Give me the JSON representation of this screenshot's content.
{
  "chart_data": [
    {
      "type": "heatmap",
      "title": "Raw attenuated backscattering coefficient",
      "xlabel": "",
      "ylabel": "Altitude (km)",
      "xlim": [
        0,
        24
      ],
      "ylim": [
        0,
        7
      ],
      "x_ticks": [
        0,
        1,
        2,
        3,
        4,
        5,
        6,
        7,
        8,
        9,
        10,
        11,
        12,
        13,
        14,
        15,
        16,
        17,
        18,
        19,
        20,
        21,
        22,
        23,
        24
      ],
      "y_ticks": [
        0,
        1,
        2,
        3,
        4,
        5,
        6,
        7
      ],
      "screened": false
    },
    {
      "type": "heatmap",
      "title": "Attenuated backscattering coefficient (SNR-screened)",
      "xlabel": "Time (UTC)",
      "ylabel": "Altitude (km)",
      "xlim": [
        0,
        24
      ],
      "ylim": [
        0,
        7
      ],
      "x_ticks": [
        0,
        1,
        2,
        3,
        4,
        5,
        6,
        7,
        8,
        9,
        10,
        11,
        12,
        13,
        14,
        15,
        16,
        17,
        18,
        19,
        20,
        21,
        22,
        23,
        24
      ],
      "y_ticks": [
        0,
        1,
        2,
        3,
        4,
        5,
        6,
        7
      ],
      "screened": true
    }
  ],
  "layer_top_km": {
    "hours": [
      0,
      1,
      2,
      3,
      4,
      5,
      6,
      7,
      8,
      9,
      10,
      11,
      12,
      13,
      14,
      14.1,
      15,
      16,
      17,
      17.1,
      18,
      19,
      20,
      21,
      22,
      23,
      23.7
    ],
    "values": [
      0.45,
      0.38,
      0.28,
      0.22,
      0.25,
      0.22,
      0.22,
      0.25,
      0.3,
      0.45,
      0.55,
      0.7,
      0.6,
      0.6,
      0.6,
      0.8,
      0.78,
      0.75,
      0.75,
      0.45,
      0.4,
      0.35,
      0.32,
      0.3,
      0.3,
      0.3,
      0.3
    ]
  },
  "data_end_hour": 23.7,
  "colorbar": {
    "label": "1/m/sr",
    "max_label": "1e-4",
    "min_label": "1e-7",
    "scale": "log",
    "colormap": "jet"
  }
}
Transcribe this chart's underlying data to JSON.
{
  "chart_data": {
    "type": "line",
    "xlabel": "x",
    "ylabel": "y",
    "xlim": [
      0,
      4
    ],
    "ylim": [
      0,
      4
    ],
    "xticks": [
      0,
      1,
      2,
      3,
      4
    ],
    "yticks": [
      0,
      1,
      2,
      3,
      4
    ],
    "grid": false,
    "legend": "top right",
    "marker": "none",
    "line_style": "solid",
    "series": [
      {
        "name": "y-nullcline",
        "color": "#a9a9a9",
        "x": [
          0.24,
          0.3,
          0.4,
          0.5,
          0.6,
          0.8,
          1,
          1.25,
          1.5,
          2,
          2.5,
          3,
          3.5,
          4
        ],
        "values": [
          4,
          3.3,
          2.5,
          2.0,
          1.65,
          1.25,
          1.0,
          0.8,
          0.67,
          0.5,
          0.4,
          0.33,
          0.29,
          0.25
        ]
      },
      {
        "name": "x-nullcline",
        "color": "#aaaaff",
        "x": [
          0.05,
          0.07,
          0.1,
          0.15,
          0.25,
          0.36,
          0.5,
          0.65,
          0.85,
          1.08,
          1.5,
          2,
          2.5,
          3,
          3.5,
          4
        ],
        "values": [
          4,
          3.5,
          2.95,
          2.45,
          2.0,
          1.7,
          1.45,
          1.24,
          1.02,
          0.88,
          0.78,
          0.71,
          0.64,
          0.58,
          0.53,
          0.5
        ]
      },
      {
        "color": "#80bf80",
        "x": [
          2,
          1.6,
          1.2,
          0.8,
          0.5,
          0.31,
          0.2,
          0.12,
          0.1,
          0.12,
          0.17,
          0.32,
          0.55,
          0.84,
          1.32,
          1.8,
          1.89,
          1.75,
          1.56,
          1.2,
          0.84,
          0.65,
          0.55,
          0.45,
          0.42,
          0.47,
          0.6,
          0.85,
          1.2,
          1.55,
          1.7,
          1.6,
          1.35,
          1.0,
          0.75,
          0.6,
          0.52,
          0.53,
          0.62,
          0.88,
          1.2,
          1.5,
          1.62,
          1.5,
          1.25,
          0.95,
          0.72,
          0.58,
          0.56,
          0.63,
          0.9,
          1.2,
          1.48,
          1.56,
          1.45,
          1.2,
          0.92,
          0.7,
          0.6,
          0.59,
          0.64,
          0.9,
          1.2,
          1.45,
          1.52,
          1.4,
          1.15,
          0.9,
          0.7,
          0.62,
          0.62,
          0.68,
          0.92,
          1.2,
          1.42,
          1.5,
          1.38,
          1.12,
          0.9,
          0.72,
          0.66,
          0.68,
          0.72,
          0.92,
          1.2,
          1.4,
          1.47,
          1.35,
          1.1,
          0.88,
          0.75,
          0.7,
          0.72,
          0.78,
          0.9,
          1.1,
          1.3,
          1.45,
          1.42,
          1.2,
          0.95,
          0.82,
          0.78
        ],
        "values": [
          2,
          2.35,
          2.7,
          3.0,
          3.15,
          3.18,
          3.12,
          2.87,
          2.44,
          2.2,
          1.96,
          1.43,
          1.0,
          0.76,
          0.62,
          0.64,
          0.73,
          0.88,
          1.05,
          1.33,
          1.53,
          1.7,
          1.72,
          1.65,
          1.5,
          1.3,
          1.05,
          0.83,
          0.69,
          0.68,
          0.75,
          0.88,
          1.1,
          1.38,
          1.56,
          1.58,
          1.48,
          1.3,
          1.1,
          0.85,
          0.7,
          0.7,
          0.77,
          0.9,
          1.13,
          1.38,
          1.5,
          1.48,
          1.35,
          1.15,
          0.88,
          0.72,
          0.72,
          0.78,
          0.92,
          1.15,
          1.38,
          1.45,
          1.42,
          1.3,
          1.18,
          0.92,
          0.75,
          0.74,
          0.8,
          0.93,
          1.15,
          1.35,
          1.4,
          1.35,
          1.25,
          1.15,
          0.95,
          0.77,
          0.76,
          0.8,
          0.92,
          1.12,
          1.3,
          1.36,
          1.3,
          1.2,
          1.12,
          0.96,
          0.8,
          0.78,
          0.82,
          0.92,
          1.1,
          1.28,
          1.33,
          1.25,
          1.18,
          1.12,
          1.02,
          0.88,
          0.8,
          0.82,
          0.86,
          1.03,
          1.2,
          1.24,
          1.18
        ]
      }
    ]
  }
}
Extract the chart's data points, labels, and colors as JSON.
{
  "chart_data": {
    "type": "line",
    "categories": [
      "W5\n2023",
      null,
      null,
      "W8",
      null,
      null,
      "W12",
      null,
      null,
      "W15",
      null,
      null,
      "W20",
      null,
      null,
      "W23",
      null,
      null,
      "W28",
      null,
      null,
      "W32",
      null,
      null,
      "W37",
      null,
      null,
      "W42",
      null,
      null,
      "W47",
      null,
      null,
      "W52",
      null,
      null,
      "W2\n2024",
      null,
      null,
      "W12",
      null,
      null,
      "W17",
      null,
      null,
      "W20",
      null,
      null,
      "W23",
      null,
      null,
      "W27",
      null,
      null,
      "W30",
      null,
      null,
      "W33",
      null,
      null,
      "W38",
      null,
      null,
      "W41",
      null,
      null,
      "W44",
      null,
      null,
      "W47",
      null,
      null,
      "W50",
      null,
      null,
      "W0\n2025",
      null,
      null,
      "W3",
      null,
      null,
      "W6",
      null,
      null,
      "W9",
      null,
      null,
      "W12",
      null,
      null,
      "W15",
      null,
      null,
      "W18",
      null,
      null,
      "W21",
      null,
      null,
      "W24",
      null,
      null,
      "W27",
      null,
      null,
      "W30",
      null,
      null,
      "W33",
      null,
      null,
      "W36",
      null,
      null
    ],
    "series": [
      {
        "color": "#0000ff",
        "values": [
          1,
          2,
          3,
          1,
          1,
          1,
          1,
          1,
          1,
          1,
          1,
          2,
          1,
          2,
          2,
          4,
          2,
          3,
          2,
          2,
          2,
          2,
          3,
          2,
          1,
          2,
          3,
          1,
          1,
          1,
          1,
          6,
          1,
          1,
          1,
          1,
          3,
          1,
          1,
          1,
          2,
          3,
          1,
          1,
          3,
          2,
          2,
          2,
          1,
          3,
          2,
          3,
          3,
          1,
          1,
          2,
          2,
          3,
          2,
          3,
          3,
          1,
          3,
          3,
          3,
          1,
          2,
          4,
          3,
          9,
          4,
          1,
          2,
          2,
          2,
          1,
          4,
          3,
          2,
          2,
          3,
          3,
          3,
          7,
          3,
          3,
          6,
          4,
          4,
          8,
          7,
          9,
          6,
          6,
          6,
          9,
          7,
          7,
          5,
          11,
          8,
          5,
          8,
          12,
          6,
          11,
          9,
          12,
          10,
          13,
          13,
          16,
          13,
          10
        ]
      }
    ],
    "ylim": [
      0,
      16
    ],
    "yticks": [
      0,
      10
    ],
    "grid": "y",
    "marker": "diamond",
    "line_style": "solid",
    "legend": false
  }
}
= = = = =
**Work instructions**: Which lines hold the word "this"? Return all of them from the records above.

**Full solution**:
Give me the JSON representation of this screenshot's content.
Transcribe this chart's underlying data to JSON.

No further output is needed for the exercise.